##### Exercise data

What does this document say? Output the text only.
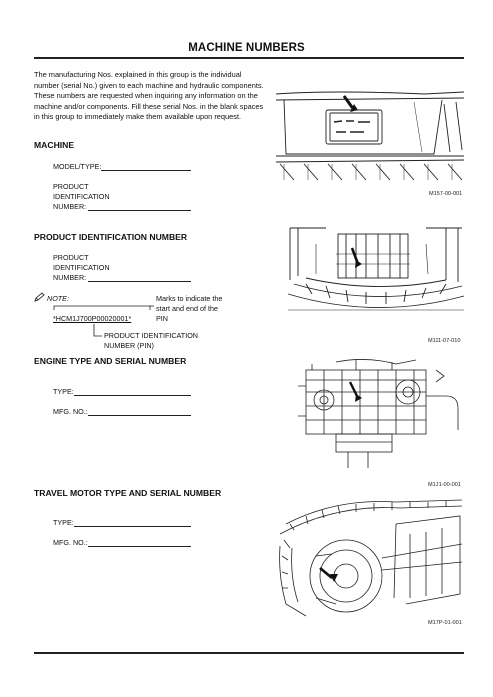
MACHINE NUMBERS
The manufacturing Nos. explained in this group is the individual number (serial No.) given to each machine and hydraulic components. These numbers are requested when inquiring any information on the machine and/or components. Fill these serial Nos. in the blank spaces in this group to immediately make them available upon request.
MACHINE
MODEL/TYPE:
PRODUCT
IDENTIFICATION
NUMBER:
PRODUCT IDENTIFICATION NUMBER
PRODUCT
IDENTIFICATION
NUMBER:
NOTE:	Marks to indicate the
start and end of the
PIN
*HCM1J700P00020001*
PRODUCT IDENTIFICATION
NUMBER (PIN)
ENGINE TYPE AND SERIAL NUMBER
TYPE:
MFG. NO.:
TRAVEL MOTOR TYPE AND SERIAL NUMBER
TYPE:
MFG. NO.:
M157-00-001
M111-07-010
M1J1-00-001
M17P-01-001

##########

## What needs to be done
Nothing in the entries above should change when they are printed again, except that the pictures are dropped.

## Answer to the exercise
What does this document say? Output the text only.
MACHINE NUMBERS
The manufacturing Nos. explained in this group is the individual number (serial No.) given to each machine and hydraulic components. These numbers are requested when inquiring any information on the machine and/or components. Fill these serial Nos. in the blank spaces in this group to immediately make them available upon request.
MACHINE
MODEL/TYPE:
PRODUCT
IDENTIFICATION
NUMBER:
PRODUCT IDENTIFICATION NUMBER
PRODUCT
IDENTIFICATION
NUMBER:
NOTE:	Marks to indicate the
start and end of the
PIN
*HCM1J700P00020001*
PRODUCT IDENTIFICATION
NUMBER (PIN)
ENGINE TYPE AND SERIAL NUMBER
TYPE:
MFG. NO.:
TRAVEL MOTOR TYPE AND SERIAL NUMBER
TYPE:
MFG. NO.:
M157-00-001
M111-07-010
M1J1-00-001
M17P-01-001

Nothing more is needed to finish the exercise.